PROBLEM REQUIREMENTS ->
Rewrite all of the material below, swapping every "close-icon" for "dismiss-icon" and leaving everything else the same. Leave out the pictures.
* BEGIN PROVIDED INFORMATION *
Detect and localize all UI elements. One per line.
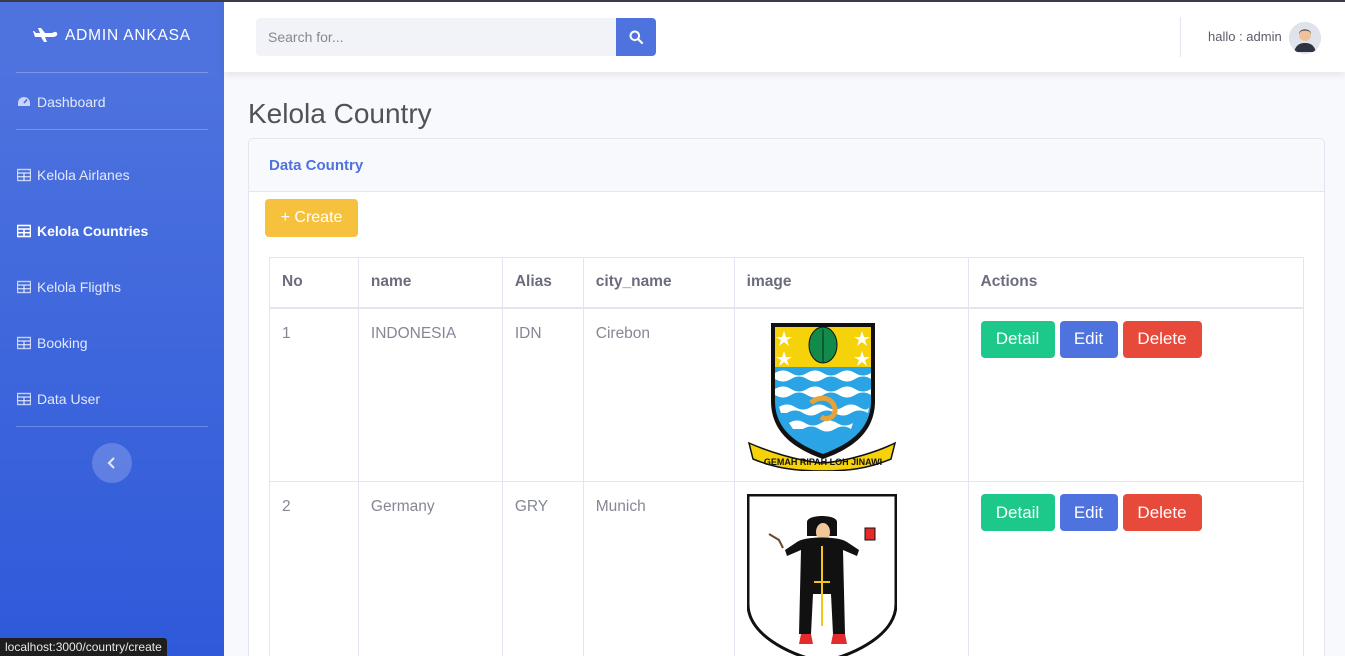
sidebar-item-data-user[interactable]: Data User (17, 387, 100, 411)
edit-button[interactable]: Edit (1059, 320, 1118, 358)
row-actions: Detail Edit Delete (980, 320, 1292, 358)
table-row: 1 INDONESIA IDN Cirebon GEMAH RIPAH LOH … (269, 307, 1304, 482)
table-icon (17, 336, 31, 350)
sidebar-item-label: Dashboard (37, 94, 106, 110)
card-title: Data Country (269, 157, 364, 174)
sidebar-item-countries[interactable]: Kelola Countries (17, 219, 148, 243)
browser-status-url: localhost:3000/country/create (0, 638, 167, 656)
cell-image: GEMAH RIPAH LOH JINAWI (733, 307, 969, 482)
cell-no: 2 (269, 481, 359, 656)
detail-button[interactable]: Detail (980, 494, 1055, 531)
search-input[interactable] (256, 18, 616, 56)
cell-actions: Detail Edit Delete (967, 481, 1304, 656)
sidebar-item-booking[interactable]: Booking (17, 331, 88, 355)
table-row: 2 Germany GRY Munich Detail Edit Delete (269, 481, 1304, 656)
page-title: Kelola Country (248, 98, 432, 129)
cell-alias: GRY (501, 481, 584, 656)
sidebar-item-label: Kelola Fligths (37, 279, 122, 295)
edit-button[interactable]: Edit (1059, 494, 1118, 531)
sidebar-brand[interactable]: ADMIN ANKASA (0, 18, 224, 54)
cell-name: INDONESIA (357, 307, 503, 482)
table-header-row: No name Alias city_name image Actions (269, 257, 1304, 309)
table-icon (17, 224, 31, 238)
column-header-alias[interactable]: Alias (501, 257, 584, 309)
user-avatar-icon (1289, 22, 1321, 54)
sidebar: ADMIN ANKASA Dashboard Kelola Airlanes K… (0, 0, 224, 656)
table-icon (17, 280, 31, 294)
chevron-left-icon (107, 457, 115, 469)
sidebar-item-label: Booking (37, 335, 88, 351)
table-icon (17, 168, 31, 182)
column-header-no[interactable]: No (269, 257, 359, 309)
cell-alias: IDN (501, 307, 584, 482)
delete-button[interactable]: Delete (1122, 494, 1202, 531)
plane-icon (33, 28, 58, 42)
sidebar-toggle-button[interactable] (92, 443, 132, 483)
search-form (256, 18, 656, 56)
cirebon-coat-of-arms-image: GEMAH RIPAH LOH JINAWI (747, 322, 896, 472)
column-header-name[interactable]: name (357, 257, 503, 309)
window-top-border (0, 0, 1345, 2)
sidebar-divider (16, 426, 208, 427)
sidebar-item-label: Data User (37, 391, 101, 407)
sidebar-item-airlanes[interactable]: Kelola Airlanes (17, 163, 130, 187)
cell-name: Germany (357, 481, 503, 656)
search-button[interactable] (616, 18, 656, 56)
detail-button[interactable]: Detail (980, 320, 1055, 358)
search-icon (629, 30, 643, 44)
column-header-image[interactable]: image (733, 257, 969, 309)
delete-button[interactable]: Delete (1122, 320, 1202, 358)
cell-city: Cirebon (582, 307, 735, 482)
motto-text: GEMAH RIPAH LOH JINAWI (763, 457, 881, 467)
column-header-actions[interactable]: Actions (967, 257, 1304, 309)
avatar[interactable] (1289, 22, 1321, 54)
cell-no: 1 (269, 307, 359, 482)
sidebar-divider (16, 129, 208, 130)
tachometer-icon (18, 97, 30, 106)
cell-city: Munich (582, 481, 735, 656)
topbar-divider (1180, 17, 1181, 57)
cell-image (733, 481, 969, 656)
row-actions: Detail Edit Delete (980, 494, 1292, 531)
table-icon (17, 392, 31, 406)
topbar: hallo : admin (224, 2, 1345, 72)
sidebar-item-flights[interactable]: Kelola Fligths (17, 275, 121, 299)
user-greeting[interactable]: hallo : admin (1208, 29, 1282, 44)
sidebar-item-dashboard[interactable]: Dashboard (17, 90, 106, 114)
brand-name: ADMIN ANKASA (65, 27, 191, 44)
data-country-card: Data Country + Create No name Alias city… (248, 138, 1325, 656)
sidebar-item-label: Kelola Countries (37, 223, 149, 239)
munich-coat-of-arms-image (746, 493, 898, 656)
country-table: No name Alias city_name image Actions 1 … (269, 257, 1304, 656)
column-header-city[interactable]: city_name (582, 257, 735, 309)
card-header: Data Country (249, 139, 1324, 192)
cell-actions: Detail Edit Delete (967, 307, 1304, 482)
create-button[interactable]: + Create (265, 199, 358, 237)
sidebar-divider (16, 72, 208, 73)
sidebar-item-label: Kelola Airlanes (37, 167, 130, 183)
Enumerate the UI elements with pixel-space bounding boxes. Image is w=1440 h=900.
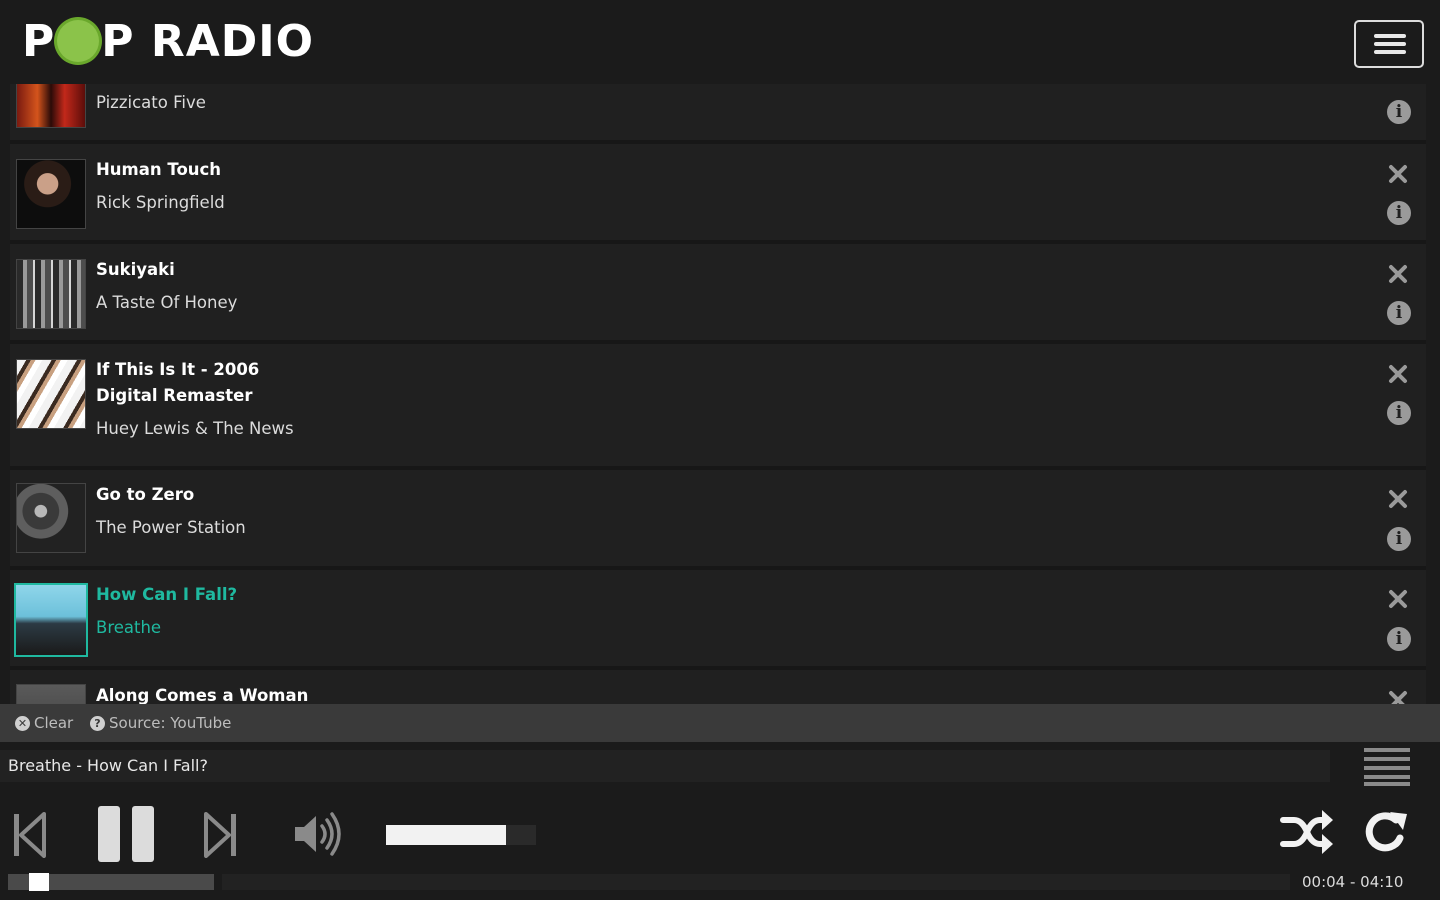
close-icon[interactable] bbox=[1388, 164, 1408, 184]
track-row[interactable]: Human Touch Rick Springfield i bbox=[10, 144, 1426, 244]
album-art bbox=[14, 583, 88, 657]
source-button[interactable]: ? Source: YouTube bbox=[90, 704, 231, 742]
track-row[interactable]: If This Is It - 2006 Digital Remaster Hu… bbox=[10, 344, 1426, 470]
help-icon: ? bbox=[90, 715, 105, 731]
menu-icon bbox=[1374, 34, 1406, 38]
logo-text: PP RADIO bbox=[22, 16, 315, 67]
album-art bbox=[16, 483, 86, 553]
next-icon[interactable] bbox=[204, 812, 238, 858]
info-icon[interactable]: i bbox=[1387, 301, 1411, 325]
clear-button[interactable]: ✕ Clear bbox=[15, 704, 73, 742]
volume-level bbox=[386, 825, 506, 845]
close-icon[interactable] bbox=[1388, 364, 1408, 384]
* END PROVIDED INFORMATION *
OUTPUT ->
Detect and localize all UI elements. One per line.
sidebar-item-data-user[interactable]: Data User (17, 387, 100, 411)
edit-button[interactable]: Edit (1059, 320, 1118, 358)
row-actions: Detail Edit Delete (980, 320, 1292, 358)
table-row: 1 INDONESIA IDN Cirebon GEMAH RIPAH LOH … (269, 307, 1304, 482)
table-icon (17, 336, 31, 350)
sidebar-item-label: Dashboard (37, 94, 106, 110)
card-title: Data Country (269, 157, 364, 174)
sidebar-item-countries[interactable]: Kelola Countries (17, 219, 148, 243)
browser-status-url: localhost:3000/country/create (0, 638, 167, 656)
cell-image: GEMAH RIPAH LOH JINAWI (733, 307, 969, 482)
cell-no: 2 (269, 481, 359, 656)
detail-button[interactable]: Detail (980, 494, 1055, 531)
search-input[interactable] (256, 18, 616, 56)
cell-actions: Detail Edit Delete (967, 481, 1304, 656)
sidebar-item-booking[interactable]: Booking (17, 331, 88, 355)
table-row: 2 Germany GRY Munich Detail Edit Delete (269, 481, 1304, 656)
page-title: Kelola Country (248, 98, 432, 129)
cell-alias: GRY (501, 481, 584, 656)
sidebar-item-label: Kelola Fligths (37, 279, 122, 295)
edit-button[interactable]: Edit (1059, 494, 1118, 531)
sidebar-brand[interactable]: ADMIN ANKASA (0, 18, 224, 54)
cell-name: INDONESIA (357, 307, 503, 482)
table-header-row: No name Alias city_name image Actions (269, 257, 1304, 309)
table-icon (17, 224, 31, 238)
column-header-alias[interactable]: Alias (501, 257, 584, 309)
user-avatar-icon (1289, 22, 1321, 54)
sidebar: ADMIN ANKASA Dashboard Kelola Airlanes K… (0, 0, 224, 656)
table-icon (17, 280, 31, 294)
chevron-left-icon (107, 457, 115, 469)
sidebar-item-label: Booking (37, 335, 88, 351)
table-icon (17, 168, 31, 182)
column-header-no[interactable]: No (269, 257, 359, 309)
cell-alias: IDN (501, 307, 584, 482)
delete-button[interactable]: Delete (1122, 494, 1202, 531)
plane-icon (33, 28, 58, 42)
sidebar-toggle-button[interactable] (92, 443, 132, 483)
search-form (256, 18, 656, 56)
cirebon-coat-of-arms-image: GEMAH RIPAH LOH JINAWI (747, 322, 896, 472)
column-header-name[interactable]: name (357, 257, 503, 309)
window-top-border (0, 0, 1345, 2)
sidebar-divider (16, 426, 208, 427)
sidebar-item-label: Data User (37, 391, 101, 407)
sidebar-item-airlanes[interactable]: Kelola Airlanes (17, 163, 130, 187)
cell-name: Germany (357, 481, 503, 656)
search-button[interactable] (616, 18, 656, 56)
detail-button[interactable]: Detail (980, 320, 1055, 358)
search-icon (629, 30, 643, 44)
column-header-image[interactable]: image (733, 257, 969, 309)
delete-button[interactable]: Delete (1122, 320, 1202, 358)
cell-city: Cirebon (582, 307, 735, 482)
motto-text: GEMAH RIPAH LOH JINAWI (763, 457, 881, 467)
column-header-actions[interactable]: Actions (967, 257, 1304, 309)
avatar[interactable] (1289, 22, 1321, 54)
cell-no: 1 (269, 307, 359, 482)
sidebar-divider (16, 129, 208, 130)
tachometer-icon (18, 97, 30, 106)
cell-city: Munich (582, 481, 735, 656)
topbar-divider (1180, 17, 1181, 57)
cell-image (733, 481, 969, 656)
row-actions: Detail Edit Delete (980, 494, 1292, 531)
table-icon (17, 392, 31, 406)
topbar: hallo : admin (224, 2, 1345, 72)
sidebar-item-flights[interactable]: Kelola Fligths (17, 275, 121, 299)
user-greeting[interactable]: hallo : admin (1208, 29, 1282, 44)
sidebar-item-dashboard[interactable]: Dashboard (17, 90, 106, 114)
brand-name: ADMIN ANKASA (65, 27, 191, 44)
data-country-card: Data Country + Create No name Alias city… (248, 138, 1325, 656)
sidebar-item-label: Kelola Countries (37, 223, 149, 239)
munich-coat-of-arms-image (746, 493, 898, 656)
country-table: No name Alias city_name image Actions 1 … (269, 257, 1304, 656)
column-header-city[interactable]: city_name (582, 257, 735, 309)
card-header: Data Country (249, 139, 1324, 192)
cell-actions: Detail Edit Delete (967, 307, 1304, 482)
create-button[interactable]: + Create (265, 199, 358, 237)
sidebar-divider (16, 72, 208, 73)
sidebar-item-label: Kelola Airlanes (37, 167, 130, 183)
Enumerate the UI elements with pixel-space bounding boxes. Image is w=1440 h=900.
dismiss-icon[interactable] bbox=[1388, 164, 1408, 184]
track-row[interactable]: Human Touch Rick Springfield i bbox=[10, 144, 1426, 244]
album-art bbox=[14, 583, 88, 657]
source-button[interactable]: ? Source: YouTube bbox=[90, 704, 231, 742]
track-row[interactable]: If This Is It - 2006 Digital Remaster Hu… bbox=[10, 344, 1426, 470]
help-icon: ? bbox=[90, 715, 105, 731]
menu-icon bbox=[1374, 34, 1406, 38]
logo-text: PP RADIO bbox=[22, 16, 315, 67]
album-art bbox=[16, 483, 86, 553]
next-icon[interactable] bbox=[204, 812, 238, 858]
info-icon[interactable]: i bbox=[1387, 301, 1411, 325]
clear-button[interactable]: ✕ Clear bbox=[15, 704, 73, 742]
volume-level bbox=[386, 825, 506, 845]
dismiss-icon[interactable] bbox=[1388, 364, 1408, 384]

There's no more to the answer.